— start of Record list —
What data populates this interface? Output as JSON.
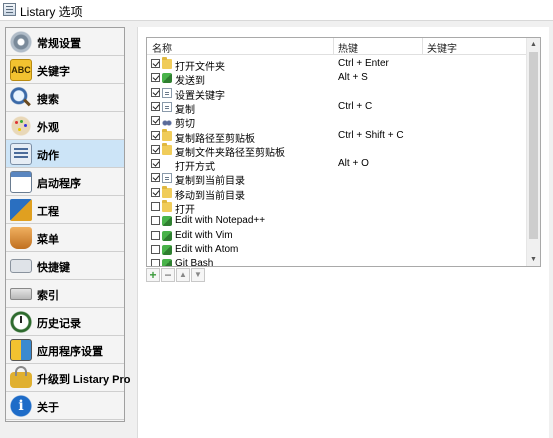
{
  "window": {
    "title": "Listary 选项"
  },
  "sidebar": {
    "selected_index": 4,
    "items": [
      {
        "label": "常规设置",
        "icon": "gear-icon"
      },
      {
        "label": "关键字",
        "icon": "abc-keyword-icon",
        "icon_text": "ABC"
      },
      {
        "label": "搜索",
        "icon": "magnifier-icon"
      },
      {
        "label": "外观",
        "icon": "palette-icon"
      },
      {
        "label": "动作",
        "icon": "action-list-icon"
      },
      {
        "label": "启动程序",
        "icon": "window-icon"
      },
      {
        "label": "工程",
        "icon": "blocks-icon"
      },
      {
        "label": "菜单",
        "icon": "basket-icon"
      },
      {
        "label": "快捷键",
        "icon": "keyboard-icon"
      },
      {
        "label": "索引",
        "icon": "drive-icon"
      },
      {
        "label": "历史记录",
        "icon": "clock-icon"
      },
      {
        "label": "应用程序设置",
        "icon": "apps-icon"
      },
      {
        "label": "升级到 Listary Pro",
        "icon": "lock-icon"
      },
      {
        "label": "关于",
        "icon": "info-icon",
        "icon_text": "i"
      }
    ]
  },
  "actions_table": {
    "columns": [
      "名称",
      "热键",
      "关键字"
    ],
    "rows": [
      {
        "checked": true,
        "icon": "folder-icon",
        "name": "打开文件夹",
        "hotkey": "Ctrl + Enter",
        "keyword": ""
      },
      {
        "checked": true,
        "icon": "send-icon",
        "name": "发送到",
        "hotkey": "Alt + S",
        "keyword": ""
      },
      {
        "checked": true,
        "icon": "page-icon",
        "name": "设置关键字",
        "hotkey": "",
        "keyword": ""
      },
      {
        "checked": true,
        "icon": "copy-icon",
        "name": "复制",
        "hotkey": "Ctrl + C",
        "keyword": ""
      },
      {
        "checked": true,
        "icon": "scissors-icon",
        "name": "剪切",
        "hotkey": "",
        "keyword": ""
      },
      {
        "checked": true,
        "icon": "copy-path-icon",
        "name": "复制路径至剪贴板",
        "hotkey": "Ctrl + Shift + C",
        "keyword": ""
      },
      {
        "checked": true,
        "icon": "copy-folder-path-icon",
        "name": "复制文件夹路径至剪贴板",
        "hotkey": "",
        "keyword": ""
      },
      {
        "checked": true,
        "icon": "",
        "name": "打开方式",
        "hotkey": "Alt + O",
        "keyword": ""
      },
      {
        "checked": true,
        "icon": "page-icon",
        "name": "复制到当前目录",
        "hotkey": "",
        "keyword": ""
      },
      {
        "checked": true,
        "icon": "move-icon",
        "name": "移动到当前目录",
        "hotkey": "",
        "keyword": ""
      },
      {
        "checked": false,
        "icon": "folder-icon",
        "name": "打开",
        "hotkey": "",
        "keyword": ""
      },
      {
        "checked": false,
        "icon": "puzzle-icon",
        "name": "Edit with Notepad++",
        "hotkey": "",
        "keyword": ""
      },
      {
        "checked": false,
        "icon": "puzzle-icon",
        "name": "Edit with Vim",
        "hotkey": "",
        "keyword": ""
      },
      {
        "checked": false,
        "icon": "puzzle-icon",
        "name": "Edit with Atom",
        "hotkey": "",
        "keyword": ""
      },
      {
        "checked": false,
        "icon": "puzzle-icon",
        "name": "Git Bash",
        "hotkey": "",
        "keyword": ""
      }
    ]
  },
  "scrollbar": {
    "up_glyph": "▲",
    "down_glyph": "▼"
  },
  "toolbar": {
    "add_glyph": "+",
    "remove_glyph": "−",
    "up_glyph": "▲",
    "down_glyph": "▼"
  }
}
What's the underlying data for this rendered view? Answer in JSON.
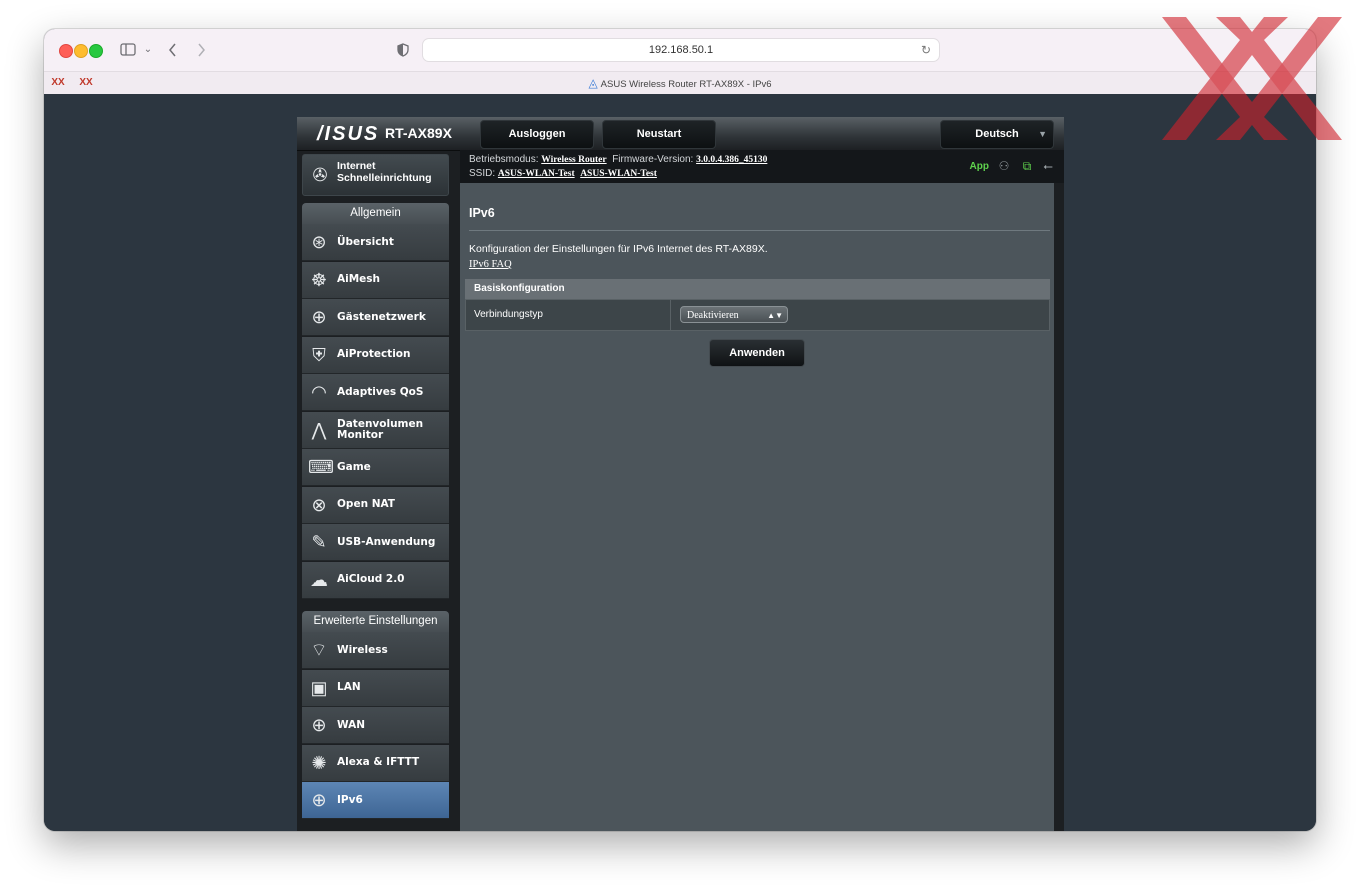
{
  "browser": {
    "url": "192.168.50.1",
    "tab_title": "ASUS Wireless Router RT-AX89X - IPv6",
    "favicons": [
      "XX",
      "XX"
    ]
  },
  "header": {
    "brand": "/ISUS",
    "model": "RT-AX89X",
    "logout": "Ausloggen",
    "reboot": "Neustart",
    "language": "Deutsch"
  },
  "status": {
    "mode_label": "Betriebsmodus:",
    "mode_value": "Wireless Router",
    "firmware_label": "Firmware-Version:",
    "firmware_value": "3.0.0.4.386_45130",
    "ssid_label": "SSID:",
    "ssid_1": "ASUS-WLAN-Test",
    "ssid_2": "ASUS-WLAN-Test",
    "app": "App"
  },
  "sidebar": {
    "qis_line1": "Internet",
    "qis_line2": "Schnelleinrichtung",
    "general_title": "Allgemein",
    "general_items": [
      {
        "label": "Übersicht",
        "icon": "network-map-icon"
      },
      {
        "label": "AiMesh",
        "icon": "aimesh-icon"
      },
      {
        "label": "Gästenetzwerk",
        "icon": "guest-network-icon"
      },
      {
        "label": "AiProtection",
        "icon": "shield-lock-icon"
      },
      {
        "label": "Adaptives QoS",
        "icon": "speedometer-icon"
      },
      {
        "label": "Datenvolumen Monitor",
        "icon": "traffic-monitor-icon"
      },
      {
        "label": "Game",
        "icon": "gamepad-icon"
      },
      {
        "label": "Open NAT",
        "icon": "open-nat-icon"
      },
      {
        "label": "USB-Anwendung",
        "icon": "usb-icon"
      },
      {
        "label": "AiCloud 2.0",
        "icon": "cloud-icon"
      }
    ],
    "advanced_title": "Erweiterte Einstellungen",
    "advanced_items": [
      {
        "label": "Wireless",
        "icon": "wifi-icon"
      },
      {
        "label": "LAN",
        "icon": "lan-icon"
      },
      {
        "label": "WAN",
        "icon": "globe-icon"
      },
      {
        "label": "Alexa & IFTTT",
        "icon": "alexa-icon"
      },
      {
        "label": "IPv6",
        "icon": "ipv6-globe-icon"
      }
    ]
  },
  "main": {
    "title": "IPv6",
    "description": "Konfiguration der Einstellungen für IPv6 Internet des RT-AX89X.",
    "faq_link": "IPv6 FAQ",
    "table_header": "Basiskonfiguration",
    "connection_label": "Verbindungstyp",
    "connection_value": "Deaktivieren",
    "apply": "Anwenden"
  },
  "colors": {
    "accent_active": "#4f78a8",
    "app_green": "#5fd34d",
    "watermark_red": "#d0202a"
  }
}
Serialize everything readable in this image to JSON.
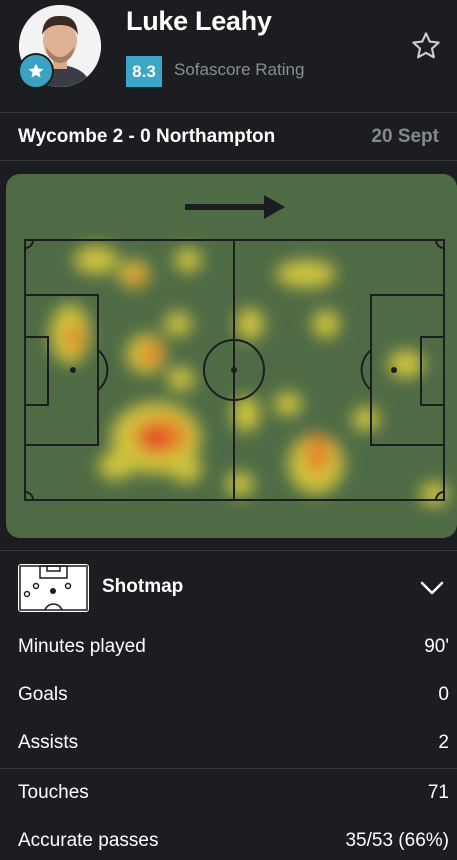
{
  "player": {
    "name": "Luke Leahy",
    "rating": "8.3",
    "rating_label": "Sofascore Rating",
    "rating_color": "#3ba6c6"
  },
  "match": {
    "title": "Wycombe 2 - 0 Northampton",
    "date": "20 Sept"
  },
  "heatmap": {
    "pitch_color": "#4e6b46",
    "direction": "attacking-right"
  },
  "shotmap": {
    "label": "Shotmap",
    "icon": "shotmap-pitch-icon",
    "expand_icon": "chevron-down-icon"
  },
  "stats": {
    "group1": [
      {
        "label": "Minutes played",
        "value": "90'"
      },
      {
        "label": "Goals",
        "value": "0"
      },
      {
        "label": "Assists",
        "value": "2"
      }
    ],
    "group2": [
      {
        "label": "Touches",
        "value": "71"
      },
      {
        "label": "Accurate passes",
        "value": "35/53 (66%)"
      }
    ]
  }
}
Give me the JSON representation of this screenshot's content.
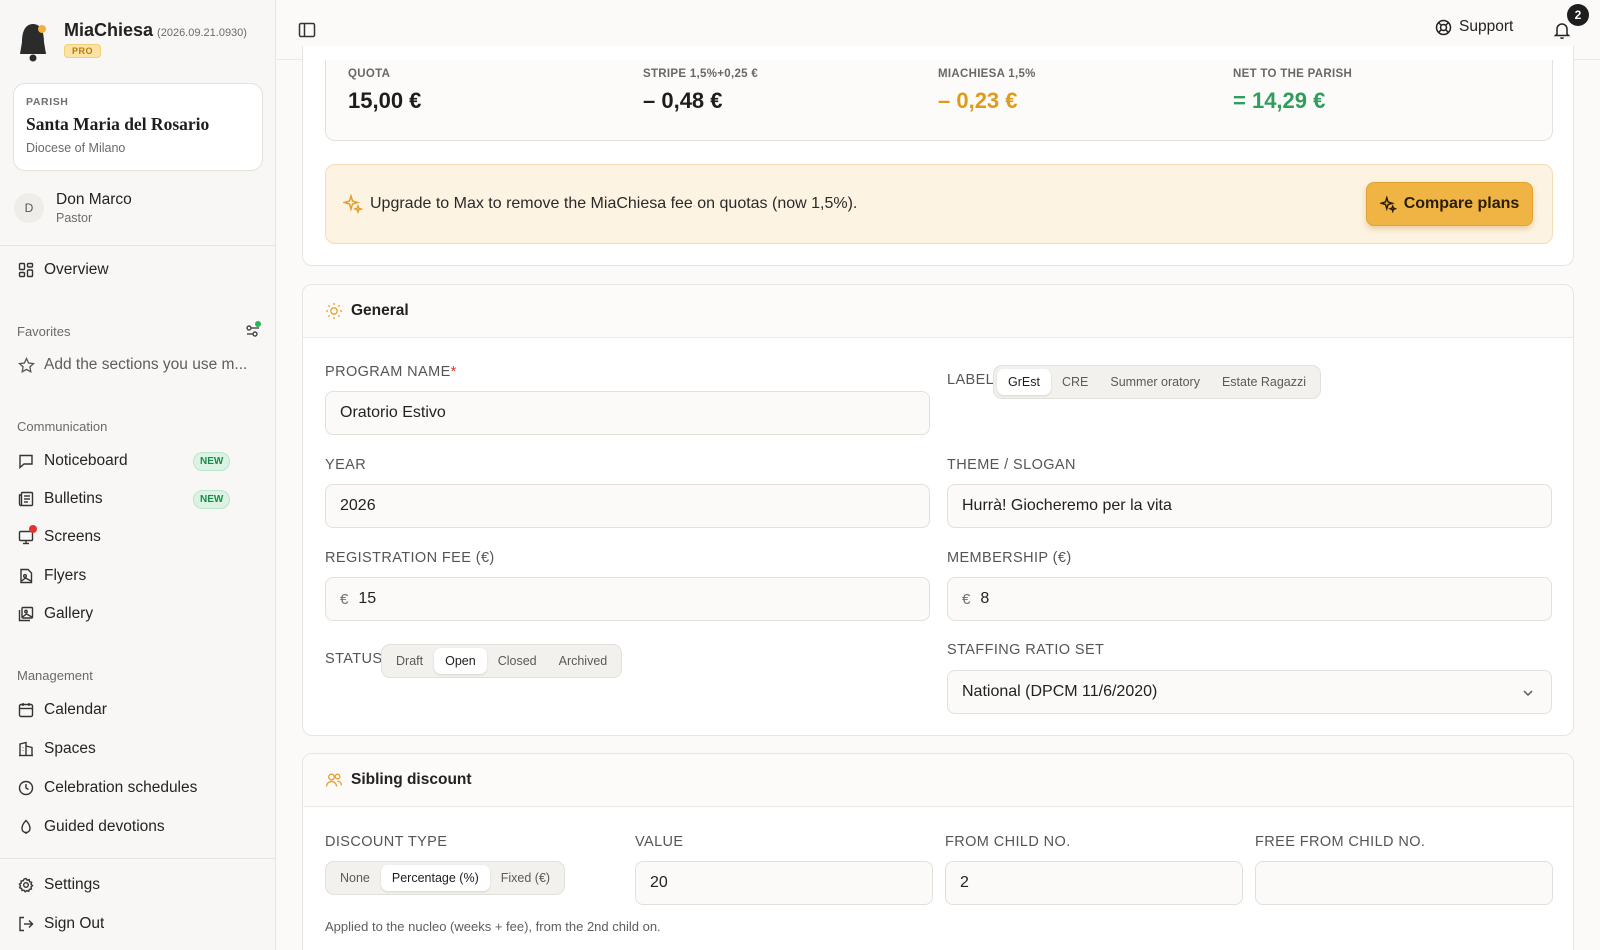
{
  "app": {
    "name": "MiaChiesa",
    "version": "(2026.09.21.0930)",
    "plan_badge": "PRO"
  },
  "parish": {
    "kicker": "PARISH",
    "name": "Santa Maria del Rosario",
    "diocese": "Diocese of Milano"
  },
  "user": {
    "initial": "D",
    "name": "Don Marco",
    "role": "Pastor"
  },
  "sidebar": {
    "overview": "Overview",
    "favorites_title": "Favorites",
    "favorites_hint": "Add the sections you use m...",
    "communication_title": "Communication",
    "communication": [
      {
        "label": "Noticeboard",
        "badge": "NEW"
      },
      {
        "label": "Bulletins",
        "badge": "NEW"
      },
      {
        "label": "Screens"
      },
      {
        "label": "Flyers"
      },
      {
        "label": "Gallery"
      }
    ],
    "management_title": "Management",
    "management": [
      {
        "label": "Calendar"
      },
      {
        "label": "Spaces"
      },
      {
        "label": "Celebration schedules"
      },
      {
        "label": "Guided devotions"
      }
    ],
    "settings": "Settings",
    "sign_out": "Sign Out"
  },
  "topbar": {
    "support": "Support",
    "notifications_count": "2"
  },
  "fees": [
    {
      "kicker": "QUOTA",
      "value": "15,00 €"
    },
    {
      "kicker": "STRIPE 1,5%+0,25 €",
      "value": "– 0,48 €"
    },
    {
      "kicker": "MIACHIESA 1,5%",
      "value": "– 0,23 €"
    },
    {
      "kicker": "NET TO THE PARISH",
      "value": "= 14,29 €"
    }
  ],
  "upgrade": {
    "text": "Upgrade to Max to remove the MiaChiesa fee on quotas (now 1,5%).",
    "button": "Compare plans"
  },
  "general": {
    "title": "General",
    "program_name_label": "PROGRAM NAME",
    "required_mark": "*",
    "program_name": "Oratorio Estivo",
    "label_label": "LABEL",
    "label_options": [
      "GrEst",
      "CRE",
      "Summer oratory",
      "Estate Ragazzi"
    ],
    "label_selected": "GrEst",
    "year_label": "YEAR",
    "year": "2026",
    "theme_label": "THEME / SLOGAN",
    "theme": "Hurrà! Giocheremo per la vita",
    "reg_fee_label": "REGISTRATION FEE (€)",
    "reg_fee": "15",
    "membership_label": "MEMBERSHIP (€)",
    "membership": "8",
    "currency_prefix": "€",
    "status_label": "STATUS",
    "status_options": [
      "Draft",
      "Open",
      "Closed",
      "Archived"
    ],
    "status_selected": "Open",
    "staffing_label": "STAFFING RATIO SET",
    "staffing": "National (DPCM 11/6/2020)"
  },
  "sibling": {
    "title": "Sibling discount",
    "discount_type_label": "DISCOUNT TYPE",
    "discount_options": [
      "None",
      "Percentage (%)",
      "Fixed (€)"
    ],
    "discount_selected": "Percentage (%)",
    "value_label": "VALUE",
    "value": "20",
    "from_child_label": "FROM CHILD NO.",
    "from_child": "2",
    "free_from_label": "FREE FROM CHILD NO.",
    "free_from": "",
    "helper": "Applied to the nucleo (weeks + fee), from the 2nd child on."
  }
}
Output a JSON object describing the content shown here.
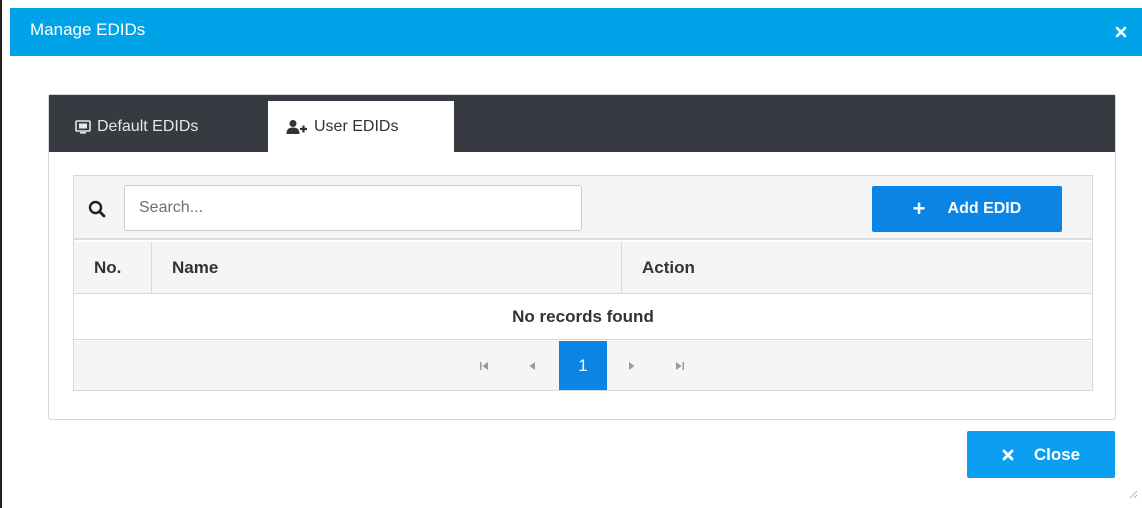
{
  "dialog": {
    "title": "Manage EDIDs"
  },
  "tabs": [
    {
      "label": "Default EDIDs",
      "icon": "monitor-icon",
      "active": false
    },
    {
      "label": "User EDIDs",
      "icon": "add-user-icon",
      "active": true
    }
  ],
  "toolbar": {
    "search_placeholder": "Search...",
    "search_value": "",
    "add_label": "Add EDID"
  },
  "table": {
    "columns": [
      "No.",
      "Name",
      "Action"
    ],
    "empty_message": "No records found"
  },
  "pager": {
    "current_page": "1",
    "first": "⏮",
    "prev": "◀",
    "next": "▶",
    "last": "⏭"
  },
  "footer": {
    "close_label": "Close"
  },
  "colors": {
    "titlebar": "#00a3e8",
    "tabbar": "#373a40",
    "primary_button": "#0a85e6"
  }
}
— end of Record list —
▸ Problem to work on:
Copy only the lines running from the one that holds "Output a JSON" through the last line of the data, and include both of those lines. Do not copy any pictures.

▸ The result:
Output a JSON object describing the content shown here.
{
  "dialog": {
    "title": "Manage EDIDs"
  },
  "tabs": [
    {
      "label": "Default EDIDs",
      "icon": "monitor-icon",
      "active": false
    },
    {
      "label": "User EDIDs",
      "icon": "add-user-icon",
      "active": true
    }
  ],
  "toolbar": {
    "search_placeholder": "Search...",
    "search_value": "",
    "add_label": "Add EDID"
  },
  "table": {
    "columns": [
      "No.",
      "Name",
      "Action"
    ],
    "empty_message": "No records found"
  },
  "pager": {
    "current_page": "1",
    "first": "⏮",
    "prev": "◀",
    "next": "▶",
    "last": "⏭"
  },
  "footer": {
    "close_label": "Close"
  },
  "colors": {
    "titlebar": "#00a3e8",
    "tabbar": "#373a40",
    "primary_button": "#0a85e6"
  }
}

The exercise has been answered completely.